• [Your goal] Without the pictures, print each of the records below exactly as it appears.

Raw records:
■ ■ ■ ■ ■

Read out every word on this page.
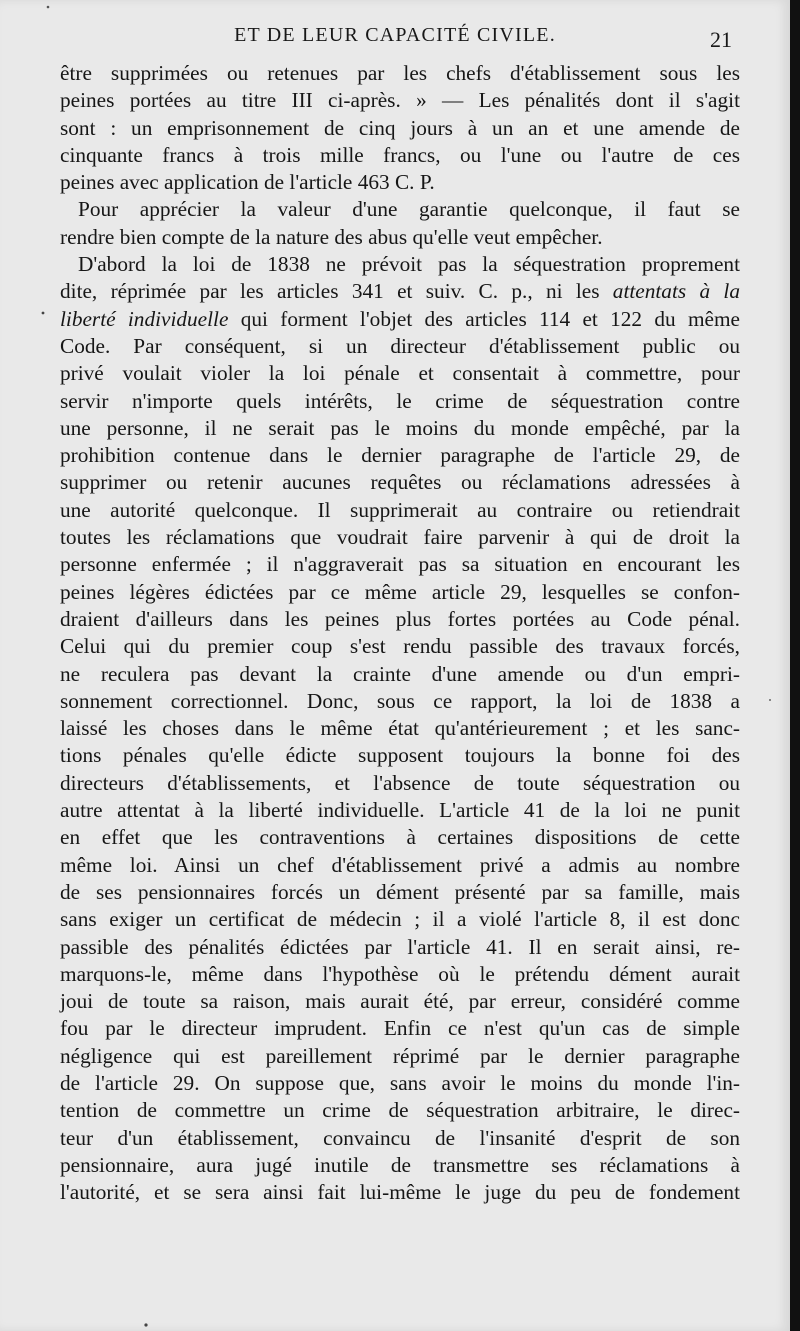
ET DE LEUR CAPACITÉ CIVILE.	21
être supprimées ou retenues par les chefs d'établissement sous les
peines portées au titre III ci-après. » — Les pénalités dont il s'agit
sont : un emprisonnement de cinq jours à un an et une amende de
cinquante francs à trois mille francs, ou l'une ou l'autre de ces
peines avec application de l'article 463 C. P.
Pour apprécier la valeur d'une garantie quelconque, il faut se
rendre bien compte de la nature des abus qu'elle veut empêcher.
D'abord la loi de 1838 ne prévoit pas la séquestration proprement
dite, réprimée par les articles 341 et suiv. C. p., ni les attentats à la
liberté individuelle qui forment l'objet des articles 114 et 122 du même
Code. Par conséquent, si un directeur d'établissement public ou
privé voulait violer la loi pénale et consentait à commettre, pour
servir n'importe quels intérêts, le crime de séquestration contre
une personne, il ne serait pas le moins du monde empêché, par la
prohibition contenue dans le dernier paragraphe de l'article 29, de
supprimer ou retenir aucunes requêtes ou réclamations adressées à
une autorité quelconque. Il supprimerait au contraire ou retiendrait
toutes les réclamations que voudrait faire parvenir à qui de droit la
personne enfermée ; il n'aggraverait pas sa situation en encourant les
peines légères édictées par ce même article 29, lesquelles se confon-
draient d'ailleurs dans les peines plus fortes portées au Code pénal.
Celui qui du premier coup s'est rendu passible des travaux forcés,
ne reculera pas devant la crainte d'une amende ou d'un empri-
sonnement correctionnel. Donc, sous ce rapport, la loi de 1838 a
laissé les choses dans le même état qu'antérieurement ; et les sanc-
tions pénales qu'elle édicte supposent toujours la bonne foi des
directeurs d'établissements, et l'absence de toute séquestration ou
autre attentat à la liberté individuelle. L'article 41 de la loi ne punit
en effet que les contraventions à certaines dispositions de cette
même loi. Ainsi un chef d'établissement privé a admis au nombre
de ses pensionnaires forcés un dément présenté par sa famille, mais
sans exiger un certificat de médecin ; il a violé l'article 8, il est donc
passible des pénalités édictées par l'article 41. Il en serait ainsi, re-
marquons-le, même dans l'hypothèse où le prétendu dément aurait
joui de toute sa raison, mais aurait été, par erreur, considéré comme
fou par le directeur imprudent. Enfin ce n'est qu'un cas de simple
négligence qui est pareillement réprimé par le dernier paragraphe
de l'article 29. On suppose que, sans avoir le moins du monde l'in-
tention de commettre un crime de séquestration arbitraire, le direc-
teur d'un établissement, convaincu de l'insanité d'esprit de son
pensionnaire, aura jugé inutile de transmettre ses réclamations à
l'autorité, et se sera ainsi fait lui-même le juge du peu de fondement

■ ■ ■ ■ ■

• [Correct answer]
Read out every word on this page.
ET DE LEUR CAPACITÉ CIVILE.	21
être supprimées ou retenues par les chefs d'établissement sous les
peines portées au titre III ci-après. » — Les pénalités dont il s'agit
sont : un emprisonnement de cinq jours à un an et une amende de
cinquante francs à trois mille francs, ou l'une ou l'autre de ces
peines avec application de l'article 463 C. P.
Pour apprécier la valeur d'une garantie quelconque, il faut se
rendre bien compte de la nature des abus qu'elle veut empêcher.
D'abord la loi de 1838 ne prévoit pas la séquestration proprement
dite, réprimée par les articles 341 et suiv. C. p., ni les attentats à la
liberté individuelle qui forment l'objet des articles 114 et 122 du même
Code. Par conséquent, si un directeur d'établissement public ou
privé voulait violer la loi pénale et consentait à commettre, pour
servir n'importe quels intérêts, le crime de séquestration contre
une personne, il ne serait pas le moins du monde empêché, par la
prohibition contenue dans le dernier paragraphe de l'article 29, de
supprimer ou retenir aucunes requêtes ou réclamations adressées à
une autorité quelconque. Il supprimerait au contraire ou retiendrait
toutes les réclamations que voudrait faire parvenir à qui de droit la
personne enfermée ; il n'aggraverait pas sa situation en encourant les
peines légères édictées par ce même article 29, lesquelles se confon-
draient d'ailleurs dans les peines plus fortes portées au Code pénal.
Celui qui du premier coup s'est rendu passible des travaux forcés,
ne reculera pas devant la crainte d'une amende ou d'un empri-
sonnement correctionnel. Donc, sous ce rapport, la loi de 1838 a
laissé les choses dans le même état qu'antérieurement ; et les sanc-
tions pénales qu'elle édicte supposent toujours la bonne foi des
directeurs d'établissements, et l'absence de toute séquestration ou
autre attentat à la liberté individuelle. L'article 41 de la loi ne punit
en effet que les contraventions à certaines dispositions de cette
même loi. Ainsi un chef d'établissement privé a admis au nombre
de ses pensionnaires forcés un dément présenté par sa famille, mais
sans exiger un certificat de médecin ; il a violé l'article 8, il est donc
passible des pénalités édictées par l'article 41. Il en serait ainsi, re-
marquons-le, même dans l'hypothèse où le prétendu dément aurait
joui de toute sa raison, mais aurait été, par erreur, considéré comme
fou par le directeur imprudent. Enfin ce n'est qu'un cas de simple
négligence qui est pareillement réprimé par le dernier paragraphe
de l'article 29. On suppose que, sans avoir le moins du monde l'in-
tention de commettre un crime de séquestration arbitraire, le direc-
teur d'un établissement, convaincu de l'insanité d'esprit de son
pensionnaire, aura jugé inutile de transmettre ses réclamations à
l'autorité, et se sera ainsi fait lui-même le juge du peu de fondement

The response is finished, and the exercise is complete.